__What you are asked to do__
Entries follow. Set all of them down as they stand.

┌─ Exercise materials

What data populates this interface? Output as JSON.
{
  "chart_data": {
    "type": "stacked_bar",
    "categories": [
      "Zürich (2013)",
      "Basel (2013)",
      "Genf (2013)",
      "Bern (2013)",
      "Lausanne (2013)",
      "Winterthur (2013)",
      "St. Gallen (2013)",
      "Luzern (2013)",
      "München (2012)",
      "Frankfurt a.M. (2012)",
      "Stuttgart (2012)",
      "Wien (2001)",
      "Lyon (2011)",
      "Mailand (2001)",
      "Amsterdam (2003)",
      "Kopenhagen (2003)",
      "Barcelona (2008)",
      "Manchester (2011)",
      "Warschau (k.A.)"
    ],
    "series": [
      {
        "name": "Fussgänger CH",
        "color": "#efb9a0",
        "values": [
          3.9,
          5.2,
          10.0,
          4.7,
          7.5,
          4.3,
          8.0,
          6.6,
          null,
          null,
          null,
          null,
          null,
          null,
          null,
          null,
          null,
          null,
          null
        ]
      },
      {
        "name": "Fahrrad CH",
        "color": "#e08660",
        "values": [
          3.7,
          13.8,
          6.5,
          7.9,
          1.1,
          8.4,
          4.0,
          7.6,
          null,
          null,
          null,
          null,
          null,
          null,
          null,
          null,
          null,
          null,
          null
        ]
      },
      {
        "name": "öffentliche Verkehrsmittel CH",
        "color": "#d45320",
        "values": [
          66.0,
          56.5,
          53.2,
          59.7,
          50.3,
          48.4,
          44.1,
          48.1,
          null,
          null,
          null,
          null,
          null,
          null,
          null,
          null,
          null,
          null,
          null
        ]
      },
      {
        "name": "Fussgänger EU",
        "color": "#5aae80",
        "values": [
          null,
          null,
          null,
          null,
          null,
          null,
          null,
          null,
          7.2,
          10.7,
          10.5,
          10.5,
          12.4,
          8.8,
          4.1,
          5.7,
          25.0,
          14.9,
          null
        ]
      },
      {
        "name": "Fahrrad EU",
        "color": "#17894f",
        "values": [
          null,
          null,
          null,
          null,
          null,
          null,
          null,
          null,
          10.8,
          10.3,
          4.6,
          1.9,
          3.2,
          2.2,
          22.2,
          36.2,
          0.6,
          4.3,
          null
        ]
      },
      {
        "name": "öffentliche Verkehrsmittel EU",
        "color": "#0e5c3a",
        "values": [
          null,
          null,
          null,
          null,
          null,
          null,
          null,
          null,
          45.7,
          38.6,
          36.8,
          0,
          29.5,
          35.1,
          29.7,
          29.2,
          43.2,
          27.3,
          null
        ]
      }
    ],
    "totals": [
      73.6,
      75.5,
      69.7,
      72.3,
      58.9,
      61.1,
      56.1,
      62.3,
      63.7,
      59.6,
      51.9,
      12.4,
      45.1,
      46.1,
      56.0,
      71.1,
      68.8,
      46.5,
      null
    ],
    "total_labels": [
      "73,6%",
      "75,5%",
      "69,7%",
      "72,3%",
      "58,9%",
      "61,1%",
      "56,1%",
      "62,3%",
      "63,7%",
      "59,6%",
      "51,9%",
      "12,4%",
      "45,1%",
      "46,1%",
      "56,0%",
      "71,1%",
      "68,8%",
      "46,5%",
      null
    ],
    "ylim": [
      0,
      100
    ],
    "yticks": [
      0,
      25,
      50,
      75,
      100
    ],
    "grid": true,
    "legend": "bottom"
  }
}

└─

__Correct result__
What data populates this interface? Output as JSON.
{
  "chart_data": {
    "type": "stacked_bar",
    "categories": [
      "Zürich (2013)",
      "Basel (2013)",
      "Genf (2013)",
      "Bern (2013)",
      "Lausanne (2013)",
      "Winterthur (2013)",
      "St. Gallen (2013)",
      "Luzern (2013)",
      "München (2012)",
      "Frankfurt a.M. (2012)",
      "Stuttgart (2012)",
      "Wien (2001)",
      "Lyon (2011)",
      "Mailand (2001)",
      "Amsterdam (2003)",
      "Kopenhagen (2003)",
      "Barcelona (2008)",
      "Manchester (2011)",
      "Warschau (k.A.)"
    ],
    "series": [
      {
        "name": "Fussgänger CH",
        "color": "#efb9a0",
        "values": [
          3.9,
          5.2,
          10.0,
          4.7,
          7.5,
          4.3,
          8.0,
          6.6,
          null,
          null,
          null,
          null,
          null,
          null,
          null,
          null,
          null,
          null,
          null
        ]
      },
      {
        "name": "Fahrrad CH",
        "color": "#e08660",
        "values": [
          3.7,
          13.8,
          6.5,
          7.9,
          1.1,
          8.4,
          4.0,
          7.6,
          null,
          null,
          null,
          null,
          null,
          null,
          null,
          null,
          null,
          null,
          null
        ]
      },
      {
        "name": "öffentliche Verkehrsmittel CH",
        "color": "#d45320",
        "values": [
          66.0,
          56.5,
          53.2,
          59.7,
          50.3,
          48.4,
          44.1,
          48.1,
          null,
          null,
          null,
          null,
          null,
          null,
          null,
          null,
          null,
          null,
          null
        ]
      },
      {
        "name": "Fussgänger EU",
        "color": "#5aae80",
        "values": [
          null,
          null,
          null,
          null,
          null,
          null,
          null,
          null,
          7.2,
          10.7,
          10.5,
          10.5,
          12.4,
          8.8,
          4.1,
          5.7,
          25.0,
          14.9,
          null
        ]
      },
      {
        "name": "Fahrrad EU",
        "color": "#17894f",
        "values": [
          null,
          null,
          null,
          null,
          null,
          null,
          null,
          null,
          10.8,
          10.3,
          4.6,
          1.9,
          3.2,
          2.2,
          22.2,
          36.2,
          0.6,
          4.3,
          null
        ]
      },
      {
        "name": "öffentliche Verkehrsmittel EU",
        "color": "#0e5c3a",
        "values": [
          null,
          null,
          null,
          null,
          null,
          null,
          null,
          null,
          45.7,
          38.6,
          36.8,
          0,
          29.5,
          35.1,
          29.7,
          29.2,
          43.2,
          27.3,
          null
        ]
      }
    ],
    "totals": [
      73.6,
      75.5,
      69.7,
      72.3,
      58.9,
      61.1,
      56.1,
      62.3,
      63.7,
      59.6,
      51.9,
      12.4,
      45.1,
      46.1,
      56.0,
      71.1,
      68.8,
      46.5,
      null
    ],
    "total_labels": [
      "73,6%",
      "75,5%",
      "69,7%",
      "72,3%",
      "58,9%",
      "61,1%",
      "56,1%",
      "62,3%",
      "63,7%",
      "59,6%",
      "51,9%",
      "12,4%",
      "45,1%",
      "46,1%",
      "56,0%",
      "71,1%",
      "68,8%",
      "46,5%",
      null
    ],
    "ylim": [
      0,
      100
    ],
    "yticks": [
      0,
      25,
      50,
      75,
      100
    ],
    "grid": true,
    "legend": "bottom"
  }
}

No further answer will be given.